## What is asked
(a) Quote the Chernobyl article from "As troops leave" to "tin of tuna.".
(b) Answer these questions from the Chernobyl article:
(i) What words were written on the tourist kiosk that had been shot up?
(ii) Where did the young Russian soldiers come from, according to Davidenko?
(iii) What does Ukraine's nuclear agency face as the troops leave the exclusion zone?

‘They were hooligans’: Chernobyl locals reeling after Russian invasion

As troops leave exclusion zone, Ukraine’s nuclear agency faces huge clean-up task


Standing next to a Chernobyl checkpoint, Vasily Davidenko recalled the day Russia invaded. "They were hooligans," he said, pointing to a tourist kiosk shot up and adorned with the words "Chernobyl ice-cream". Next to a pockmarked bus stop was debris left behind by Vladimir Putin's army: machine-gun bullets, cigarette packets and an empty tin of tuna.

“It was a difficult time. People are worried the Russians might come back,” Davidenko said. He added: “I talked to the Russian soldiers as they drove past. They were young guys from Siberia. They asked me: ‘Batya [Dad], how are you living?’ I answered: ‘We are fine here, thanks very much.’”

## Record extracts
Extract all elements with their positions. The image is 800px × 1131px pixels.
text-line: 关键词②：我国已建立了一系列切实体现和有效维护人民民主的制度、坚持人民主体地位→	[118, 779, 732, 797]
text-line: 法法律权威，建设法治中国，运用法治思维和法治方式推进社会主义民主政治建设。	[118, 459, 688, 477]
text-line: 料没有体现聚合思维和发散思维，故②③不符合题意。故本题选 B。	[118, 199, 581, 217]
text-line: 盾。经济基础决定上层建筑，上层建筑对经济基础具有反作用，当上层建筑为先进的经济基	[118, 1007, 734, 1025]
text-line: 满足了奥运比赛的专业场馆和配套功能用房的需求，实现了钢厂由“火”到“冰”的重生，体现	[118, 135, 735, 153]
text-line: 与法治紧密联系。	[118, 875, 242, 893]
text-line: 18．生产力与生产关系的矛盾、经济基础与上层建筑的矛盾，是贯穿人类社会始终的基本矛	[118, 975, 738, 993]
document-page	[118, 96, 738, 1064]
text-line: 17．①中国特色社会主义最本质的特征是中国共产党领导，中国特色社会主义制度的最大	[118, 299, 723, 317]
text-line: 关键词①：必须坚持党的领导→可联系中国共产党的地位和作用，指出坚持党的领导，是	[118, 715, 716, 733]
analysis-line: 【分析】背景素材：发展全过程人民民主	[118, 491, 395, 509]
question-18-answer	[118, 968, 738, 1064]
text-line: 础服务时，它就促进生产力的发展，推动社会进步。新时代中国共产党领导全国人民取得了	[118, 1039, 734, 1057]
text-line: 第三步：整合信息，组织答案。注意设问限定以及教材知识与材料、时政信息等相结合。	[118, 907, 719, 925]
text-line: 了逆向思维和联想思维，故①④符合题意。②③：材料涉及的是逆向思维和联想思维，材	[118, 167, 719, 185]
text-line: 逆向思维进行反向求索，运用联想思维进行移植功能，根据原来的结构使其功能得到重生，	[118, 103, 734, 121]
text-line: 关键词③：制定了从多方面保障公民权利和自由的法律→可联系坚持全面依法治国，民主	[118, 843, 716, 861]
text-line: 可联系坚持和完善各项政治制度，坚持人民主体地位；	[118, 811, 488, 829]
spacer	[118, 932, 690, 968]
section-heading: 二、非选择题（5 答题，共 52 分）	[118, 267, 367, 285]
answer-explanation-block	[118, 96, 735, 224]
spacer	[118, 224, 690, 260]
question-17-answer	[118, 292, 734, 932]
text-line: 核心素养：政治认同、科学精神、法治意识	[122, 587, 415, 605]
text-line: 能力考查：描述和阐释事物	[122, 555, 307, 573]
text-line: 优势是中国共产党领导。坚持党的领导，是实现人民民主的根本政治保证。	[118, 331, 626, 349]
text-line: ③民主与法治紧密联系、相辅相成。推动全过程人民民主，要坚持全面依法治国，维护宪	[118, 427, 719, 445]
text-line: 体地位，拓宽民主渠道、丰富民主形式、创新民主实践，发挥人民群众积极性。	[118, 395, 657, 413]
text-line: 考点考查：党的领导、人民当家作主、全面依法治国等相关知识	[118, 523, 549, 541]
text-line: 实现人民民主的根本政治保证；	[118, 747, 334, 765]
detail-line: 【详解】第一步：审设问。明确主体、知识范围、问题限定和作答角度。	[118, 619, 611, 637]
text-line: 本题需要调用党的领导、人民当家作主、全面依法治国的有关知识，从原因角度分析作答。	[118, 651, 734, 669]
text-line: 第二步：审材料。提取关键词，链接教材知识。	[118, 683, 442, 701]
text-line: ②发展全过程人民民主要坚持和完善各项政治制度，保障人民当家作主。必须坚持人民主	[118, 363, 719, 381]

## Full answers
(a)
As troops leave exclusion zone, Ukraine’s nuclear agency faces huge clean-up task


Standing next to a Chernobyl checkpoint, Vasily Davidenko recalled the day Russia invaded. "They were hooligans," he said, pointing to a tourist kiosk shot up and adorned with the words "Chernobyl ice-cream". Next to a pockmarked bus stop was debris left behind by Vladimir Putin's army: machine-gun bullets, cigarette packets and an empty tin of tuna.

(b)
(i) "Chernobyl ice-cream"
(ii) Siberia
(iii) A huge clean-up task